# Annotated element entries:
- - -
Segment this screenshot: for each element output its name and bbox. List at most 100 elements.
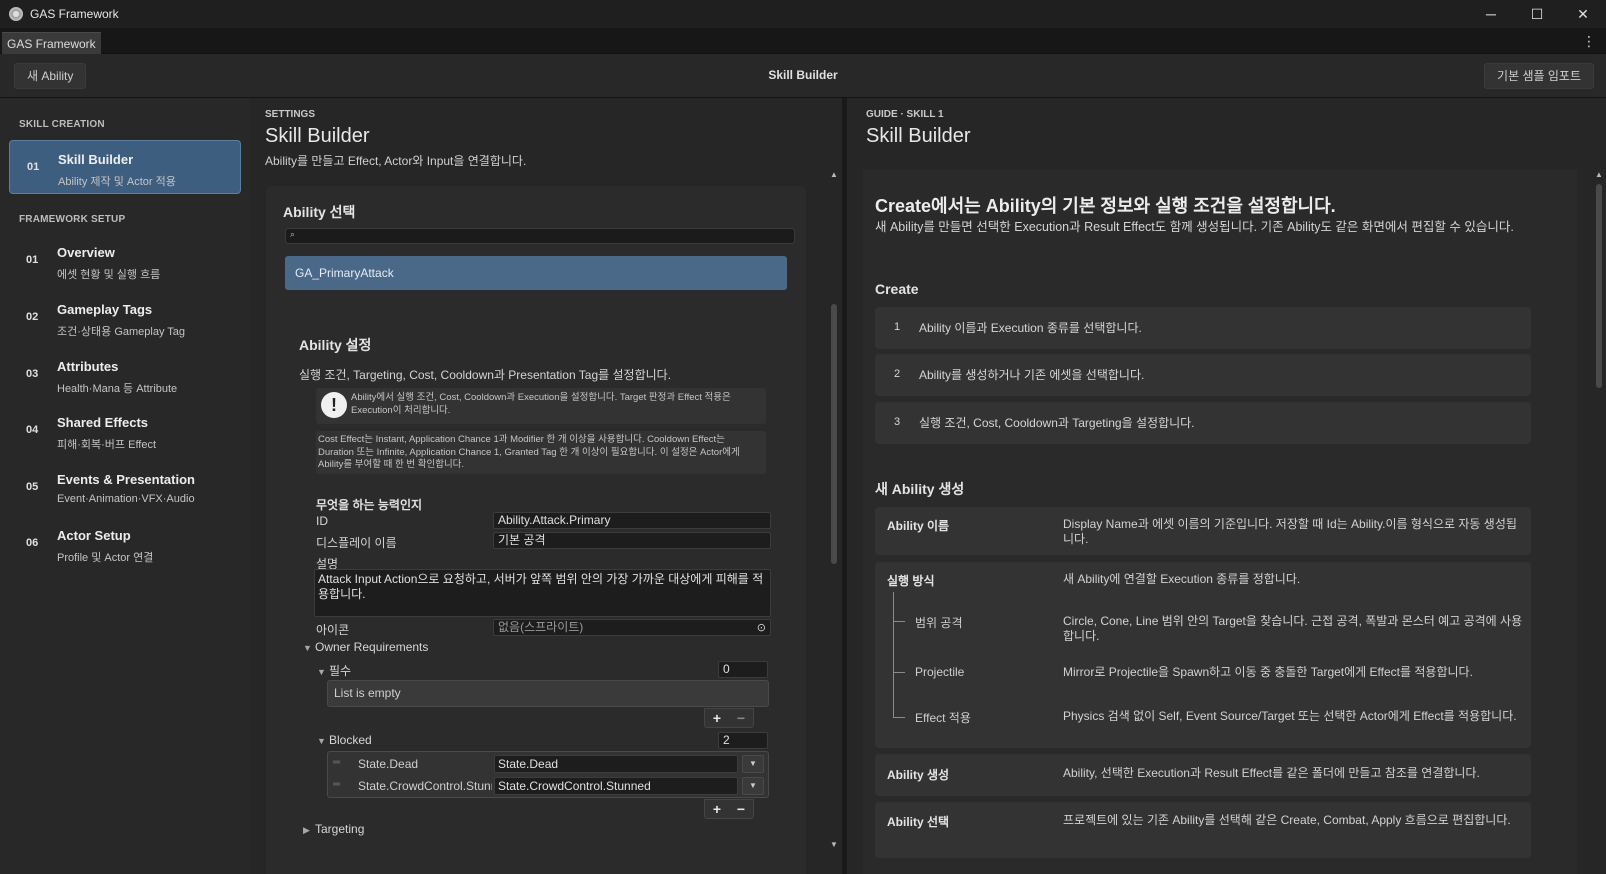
window-title: GAS Framework (30, 7, 119, 21)
ability-list-item-selected[interactable]: GA_PrimaryAttack (285, 256, 787, 290)
tree-branch (893, 672, 905, 673)
guide-eyebrow: GUIDE · SKILL 1 (866, 109, 944, 120)
nav-label: Gameplay Tags (57, 302, 153, 317)
remove-element-button[interactable]: − (737, 710, 745, 726)
new-ability-heading: 새 Ability 생성 (875, 481, 965, 497)
scroll-up-icon[interactable]: ▲ (1595, 170, 1603, 179)
targeting-foldout[interactable]: ▶ Targeting (303, 822, 364, 836)
required-label: 필수 (329, 664, 352, 678)
warning-helpbox: ! Ability에서 실행 조건, Cost, Cooldown과 Execu… (316, 388, 766, 424)
tab-gas-framework[interactable]: GAS Framework (2, 32, 101, 54)
guide-scrollbar[interactable]: ▲ (1593, 170, 1605, 874)
window-controls: ─ ☐ ✕ (1468, 0, 1606, 28)
object-picker-icon[interactable]: ⊙ (757, 621, 766, 636)
tree-branch (893, 717, 905, 718)
drag-handle-icon[interactable]: ═ (333, 779, 340, 790)
sidebar-item-actor-setup[interactable]: 06 Actor Setup Profile 및 Actor 연결 (9, 517, 241, 571)
row-key: Ability 선택 (887, 815, 950, 829)
warning-icon: ! (321, 392, 347, 418)
dropdown-arrow-icon[interactable]: ▼ (742, 777, 764, 795)
dropdown-arrow-icon[interactable]: ▼ (742, 755, 764, 773)
blocked-item-label: State.CrowdControl.Stunned (358, 779, 492, 793)
ability-settings-heading: Ability 설정 (299, 337, 372, 353)
blocked-count-field[interactable]: 2 (718, 732, 768, 749)
settings-scrollbar[interactable]: ▲ ▼ (828, 170, 840, 874)
expanded-triangle-icon: ▼ (317, 667, 326, 677)
tab-strip: GAS Framework ⋮ (0, 28, 1606, 54)
step-text: Ability 이름과 Execution 종류를 선택합니다. (919, 321, 1142, 335)
blocked-item-label: State.Dead (358, 757, 419, 771)
scroll-thumb[interactable] (831, 304, 837, 564)
add-element-button[interactable]: + (713, 710, 721, 726)
sidebar-item-attributes[interactable]: 03 Attributes Health·Mana 등 Attribute (9, 348, 241, 402)
nav-subtitle: Ability 제작 및 Actor 적용 (58, 176, 176, 188)
required-list-empty: List is empty (327, 680, 769, 707)
required-foldout[interactable]: ▼ 필수 (317, 662, 351, 679)
settings-panel: SETTINGS Skill Builder Ability를 만들고 Effe… (250, 98, 842, 874)
nav-label: Attributes (57, 359, 119, 374)
exec-effect-key: Effect 적용 (915, 711, 971, 725)
owner-requirements-foldout[interactable]: ▼ Owner Requirements (303, 640, 428, 654)
exec-projectile-key: Projectile (915, 665, 965, 679)
nav-subtitle: 피해·회복·버프 Effect (57, 439, 157, 451)
scroll-up-icon[interactable]: ▲ (830, 170, 838, 179)
remove-element-button[interactable]: − (737, 801, 745, 817)
nav-number: 04 (26, 424, 39, 436)
scroll-down-icon[interactable]: ▼ (830, 840, 838, 849)
description-textarea[interactable]: Attack Input Action으로 요청하고, 서버가 앞쪽 범위 안의… (314, 569, 771, 617)
sidebar-item-overview[interactable]: 01 Overview 에셋 현황 및 실행 흐름 (9, 234, 241, 288)
table-row: 실행 방식 새 Ability에 연결할 Execution 종류를 정합니다.… (875, 562, 1531, 748)
ability-search-input[interactable]: ⌕ (285, 228, 795, 244)
icon-field-value: 없음(스프라이트) (498, 620, 584, 634)
list-item: ═ State.CrowdControl.Stunned State.Crowd… (328, 776, 768, 796)
row-value: Display Name과 에셋 이름의 기준입니다. 저장할 때 Id는 Ab… (1063, 517, 1517, 546)
title-bar: GAS Framework ─ ☐ ✕ (0, 0, 1606, 28)
expanded-triangle-icon: ▼ (317, 736, 326, 746)
sidebar-item-gameplay-tags[interactable]: 02 Gameplay Tags 조건·상태용 Gameplay Tag (9, 291, 241, 345)
exec-projectile-value: Mirror로 Projectile을 Spawn하고 이동 중 충돌한 Tar… (1063, 665, 1473, 679)
guide-title: Skill Builder (866, 125, 971, 147)
required-count-field[interactable]: 0 (718, 661, 768, 678)
minimize-button[interactable]: ─ (1468, 0, 1514, 28)
icon-label: 아이콘 (316, 623, 350, 637)
exec-range-key: 범위 공격 (915, 616, 963, 630)
scroll-thumb[interactable] (1596, 184, 1602, 388)
icon-object-field[interactable]: 없음(스프라이트) ⊙ (493, 619, 771, 636)
create-heading: Create (875, 281, 919, 297)
sidebar-item-events-presentation[interactable]: 05 Events & Presentation Event·Animation… (9, 461, 241, 515)
nav-subtitle: 에셋 현황 및 실행 흐름 (57, 269, 161, 281)
blocked-list: ═ State.Dead State.Dead ▼ ═ State.CrowdC… (327, 751, 769, 798)
settings-eyebrow: SETTINGS (265, 109, 316, 120)
table-row: Ability 선택 프로젝트에 있는 기존 Ability를 선택해 같은 C… (875, 802, 1531, 858)
display-name-field[interactable]: 기본 공격 (493, 532, 771, 549)
sidebar-section-skill-creation: SKILL CREATION (19, 119, 105, 130)
blocked-foldout[interactable]: ▼ Blocked (317, 733, 372, 747)
maximize-button[interactable]: ☐ (1514, 0, 1560, 28)
guide-panel: GUIDE · SKILL 1 Skill Builder Create에서는 … (847, 98, 1606, 874)
nav-subtitle: Health·Mana 등 Attribute (57, 383, 178, 395)
tree-branch (893, 621, 905, 622)
sidebar-item-skill-builder[interactable]: 01 Skill Builder Ability 제작 및 Actor 적용 (9, 140, 241, 194)
nav-number: 01 (26, 254, 39, 266)
blocked-label: Blocked (329, 733, 372, 747)
targeting-label: Targeting (315, 822, 365, 836)
tree-line (893, 592, 894, 718)
id-label: ID (316, 514, 328, 528)
blocked-item-field[interactable]: State.CrowdControl.Stunned (494, 777, 738, 795)
close-button[interactable]: ✕ (1560, 0, 1606, 28)
id-field[interactable]: Ability.Attack.Primary (493, 512, 771, 529)
sidebar-item-shared-effects[interactable]: 04 Shared Effects 피해·회복·버프 Effect (9, 404, 241, 458)
more-menu-icon[interactable]: ⋮ (1582, 34, 1596, 48)
import-samples-button[interactable]: 기본 샘플 임포트 (1484, 63, 1594, 89)
drag-handle-icon[interactable]: ═ (333, 757, 340, 768)
add-element-button[interactable]: + (713, 801, 721, 817)
collapsed-triangle-icon: ▶ (303, 825, 310, 835)
step-number: 2 (894, 368, 901, 380)
required-list-controls: + − (704, 708, 754, 728)
nav-number: 06 (26, 537, 39, 549)
blocked-list-controls: + − (704, 799, 754, 819)
info-helpbox: Cost Effect는 Instant, Application Chance… (316, 431, 766, 474)
list-item: 1 Ability 이름과 Execution 종류를 선택합니다. (875, 307, 1531, 349)
toolbar: 새 Ability Skill Builder 기본 샘플 임포트 (0, 54, 1606, 98)
blocked-item-field[interactable]: State.Dead (494, 755, 738, 773)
- - -
# Task description:
Transcribe every line of the items above verbatim, omitting the pictures from your answer.

# Solved problem:
Segment this screenshot: for each element output its name and bbox. List at most 100 elements.
window-title: GAS Framework (30, 7, 119, 21)
ability-list-item-selected[interactable]: GA_PrimaryAttack (285, 256, 787, 290)
tree-branch (893, 672, 905, 673)
guide-eyebrow: GUIDE · SKILL 1 (866, 109, 944, 120)
nav-label: Gameplay Tags (57, 302, 153, 317)
remove-element-button[interactable]: − (737, 710, 745, 726)
new-ability-heading: 새 Ability 생성 (875, 481, 965, 497)
scroll-up-icon[interactable]: ▲ (1595, 170, 1603, 179)
targeting-foldout[interactable]: ▶ Targeting (303, 822, 364, 836)
required-label: 필수 (329, 664, 352, 678)
warning-helpbox: ! Ability에서 실행 조건, Cost, Cooldown과 Execu… (316, 388, 766, 424)
tab-gas-framework[interactable]: GAS Framework (2, 32, 101, 54)
guide-scrollbar[interactable]: ▲ (1593, 170, 1605, 874)
window-controls: ─ ☐ ✕ (1468, 0, 1606, 28)
object-picker-icon[interactable]: ⊙ (757, 621, 766, 636)
tree-branch (893, 717, 905, 718)
drag-handle-icon[interactable]: ═ (333, 779, 340, 790)
sidebar-item-actor-setup[interactable]: 06 Actor Setup Profile 및 Actor 연결 (9, 517, 241, 571)
row-key: Ability 선택 (887, 815, 950, 829)
warning-icon: ! (321, 392, 347, 418)
dropdown-arrow-icon[interactable]: ▼ (742, 777, 764, 795)
dropdown-arrow-icon[interactable]: ▼ (742, 755, 764, 773)
blocked-item-label: State.CrowdControl.Stunned (358, 779, 492, 793)
ability-settings-heading: Ability 설정 (299, 337, 372, 353)
blocked-count-field[interactable]: 2 (718, 732, 768, 749)
settings-scrollbar[interactable]: ▲ ▼ (828, 170, 840, 874)
expanded-triangle-icon: ▼ (317, 667, 326, 677)
tab-strip: GAS Framework ⋮ (0, 28, 1606, 54)
step-text: Ability 이름과 Execution 종류를 선택합니다. (919, 321, 1142, 335)
blocked-item-label: State.Dead (358, 757, 419, 771)
scroll-thumb[interactable] (831, 304, 837, 564)
add-element-button[interactable]: + (713, 710, 721, 726)
sidebar-item-attributes[interactable]: 03 Attributes Health·Mana 등 Attribute (9, 348, 241, 402)
nav-subtitle: Ability 제작 및 Actor 적용 (58, 176, 176, 188)
required-list-empty: List is empty (327, 680, 769, 707)
required-foldout[interactable]: ▼ 필수 (317, 662, 351, 679)
settings-panel: SETTINGS Skill Builder Ability를 만들고 Effe… (250, 98, 842, 874)
nav-label: Attributes (57, 359, 119, 374)
exec-effect-key: Effect 적용 (915, 711, 971, 725)
owner-requirements-foldout[interactable]: ▼ Owner Requirements (303, 640, 428, 654)
exec-projectile-key: Projectile (915, 665, 965, 679)
nav-subtitle: 피해·회복·버프 Effect (57, 439, 157, 451)
scroll-up-icon[interactable]: ▲ (830, 170, 838, 179)
remove-element-button[interactable]: − (737, 801, 745, 817)
nav-number: 04 (26, 424, 39, 436)
scroll-down-icon[interactable]: ▼ (830, 840, 838, 849)
description-textarea[interactable]: Attack Input Action으로 요청하고, 서버가 앞쪽 범위 안의… (314, 569, 771, 617)
sidebar-item-overview[interactable]: 01 Overview 에셋 현황 및 실행 흐름 (9, 234, 241, 288)
table-row: 실행 방식 새 Ability에 연결할 Execution 종류를 정합니다.… (875, 562, 1531, 748)
ability-search-input[interactable]: ⌕ (285, 228, 795, 244)
icon-field-value: 없음(스프라이트) (498, 620, 584, 634)
list-item: ═ State.CrowdControl.Stunned State.Crowd… (328, 776, 768, 796)
row-value: Display Name과 에셋 이름의 기준입니다. 저장할 때 Id는 Ab… (1063, 517, 1517, 546)
title-bar: GAS Framework ─ ☐ ✕ (0, 0, 1606, 28)
expanded-triangle-icon: ▼ (317, 736, 326, 746)
sidebar-item-gameplay-tags[interactable]: 02 Gameplay Tags 조건·상태용 Gameplay Tag (9, 291, 241, 345)
exec-projectile-value: Mirror로 Projectile을 Spawn하고 이동 중 충돌한 Tar… (1063, 665, 1473, 679)
guide-title: Skill Builder (866, 125, 971, 147)
required-count-field[interactable]: 0 (718, 661, 768, 678)
minimize-button[interactable]: ─ (1468, 0, 1514, 28)
icon-label: 아이콘 (316, 623, 350, 637)
exec-range-key: 범위 공격 (915, 616, 963, 630)
scroll-thumb[interactable] (1596, 184, 1602, 388)
icon-object-field[interactable]: 없음(스프라이트) ⊙ (493, 619, 771, 636)
create-heading: Create (875, 281, 919, 297)
sidebar-item-events-presentation[interactable]: 05 Events & Presentation Event·Animation… (9, 461, 241, 515)
nav-subtitle: 에셋 현황 및 실행 흐름 (57, 269, 161, 281)
blocked-list: ═ State.Dead State.Dead ▼ ═ State.CrowdC… (327, 751, 769, 798)
settings-eyebrow: SETTINGS (265, 109, 316, 120)
table-row: Ability 선택 프로젝트에 있는 기존 Ability를 선택해 같은 C… (875, 802, 1531, 858)
display-name-field[interactable]: 기본 공격 (493, 532, 771, 549)
sidebar-section-skill-creation: SKILL CREATION (19, 119, 105, 130)
blocked-foldout[interactable]: ▼ Blocked (317, 733, 372, 747)
maximize-button[interactable]: ☐ (1514, 0, 1560, 28)
guide-panel: GUIDE · SKILL 1 Skill Builder Create에서는 … (847, 98, 1606, 874)
nav-subtitle: Health·Mana 등 Attribute (57, 383, 178, 395)
tree-branch (893, 621, 905, 622)
sidebar-item-skill-builder[interactable]: 01 Skill Builder Ability 제작 및 Actor 적용 (9, 140, 241, 194)
nav-number: 01 (26, 254, 39, 266)
blocked-label: Blocked (329, 733, 372, 747)
targeting-label: Targeting (315, 822, 365, 836)
tree-line (893, 592, 894, 718)
id-label: ID (316, 514, 328, 528)
blocked-item-field[interactable]: State.CrowdControl.Stunned (494, 777, 738, 795)
close-button[interactable]: ✕ (1560, 0, 1606, 28)
id-field[interactable]: Ability.Attack.Primary (493, 512, 771, 529)
sidebar-item-shared-effects[interactable]: 04 Shared Effects 피해·회복·버프 Effect (9, 404, 241, 458)
more-menu-icon[interactable]: ⋮ (1582, 34, 1596, 48)
import-samples-button[interactable]: 기본 샘플 임포트 (1484, 63, 1594, 89)
drag-handle-icon[interactable]: ═ (333, 757, 340, 768)
add-element-button[interactable]: + (713, 801, 721, 817)
collapsed-triangle-icon: ▶ (303, 825, 310, 835)
step-number: 2 (894, 368, 901, 380)
required-list-controls: + − (704, 708, 754, 728)
nav-number: 06 (26, 537, 39, 549)
blocked-list-controls: + − (704, 799, 754, 819)
info-helpbox: Cost Effect는 Instant, Application Chance… (316, 431, 766, 474)
list-item: 1 Ability 이름과 Execution 종류를 선택합니다. (875, 307, 1531, 349)
toolbar: 새 Ability Skill Builder 기본 샘플 임포트 (0, 54, 1606, 98)
blocked-item-field[interactable]: State.Dead (494, 755, 738, 773)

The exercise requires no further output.